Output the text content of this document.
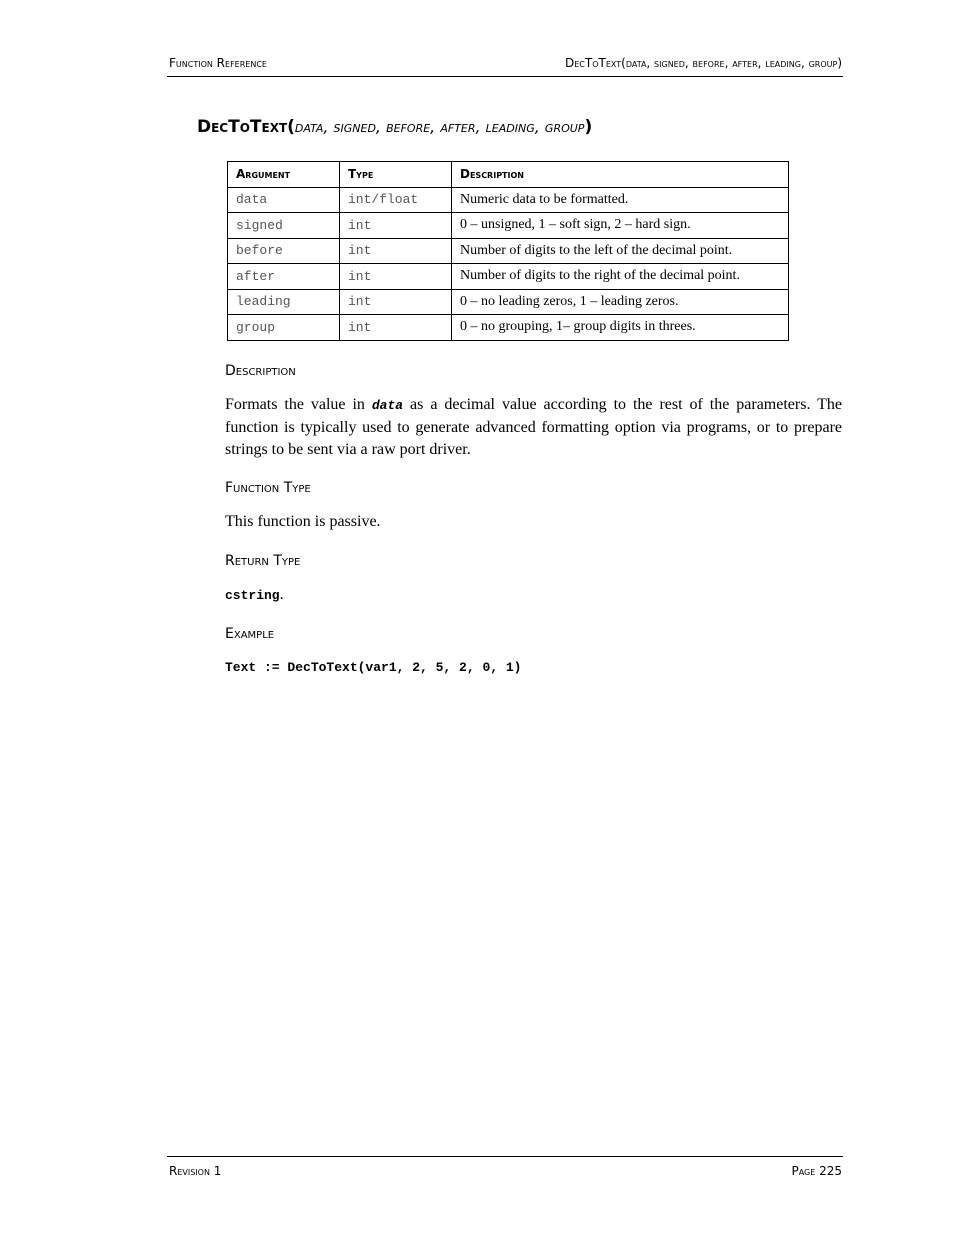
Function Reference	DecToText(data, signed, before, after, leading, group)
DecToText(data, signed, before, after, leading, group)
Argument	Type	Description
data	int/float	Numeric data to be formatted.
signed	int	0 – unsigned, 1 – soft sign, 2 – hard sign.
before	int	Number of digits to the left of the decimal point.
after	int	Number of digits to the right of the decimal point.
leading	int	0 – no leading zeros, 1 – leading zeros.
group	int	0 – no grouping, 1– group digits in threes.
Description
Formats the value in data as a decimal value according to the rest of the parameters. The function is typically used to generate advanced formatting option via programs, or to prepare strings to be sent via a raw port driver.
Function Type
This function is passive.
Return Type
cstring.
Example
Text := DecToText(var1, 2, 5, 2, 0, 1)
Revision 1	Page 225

━━━━━━━━━━━━━━━━

§ GIVEN TASK
Omitting all images, print the listing exactly.

§ RESPONSE BELOW
Output the text content of this document.
Function Reference	DecToText(data, signed, before, after, leading, group)
DecToText(data, signed, before, after, leading, group)
Argument	Type	Description
data	int/float	Numeric data to be formatted.
signed	int	0 – unsigned, 1 – soft sign, 2 – hard sign.
before	int	Number of digits to the left of the decimal point.
after	int	Number of digits to the right of the decimal point.
leading	int	0 – no leading zeros, 1 – leading zeros.
group	int	0 – no grouping, 1– group digits in threes.
Description
Formats the value in data as a decimal value according to the rest of the parameters. The function is typically used to generate advanced formatting option via programs, or to prepare strings to be sent via a raw port driver.
Function Type
This function is passive.
Return Type
cstring.
Example
Text := DecToText(var1, 2, 5, 2, 0, 1)
Revision 1	Page 225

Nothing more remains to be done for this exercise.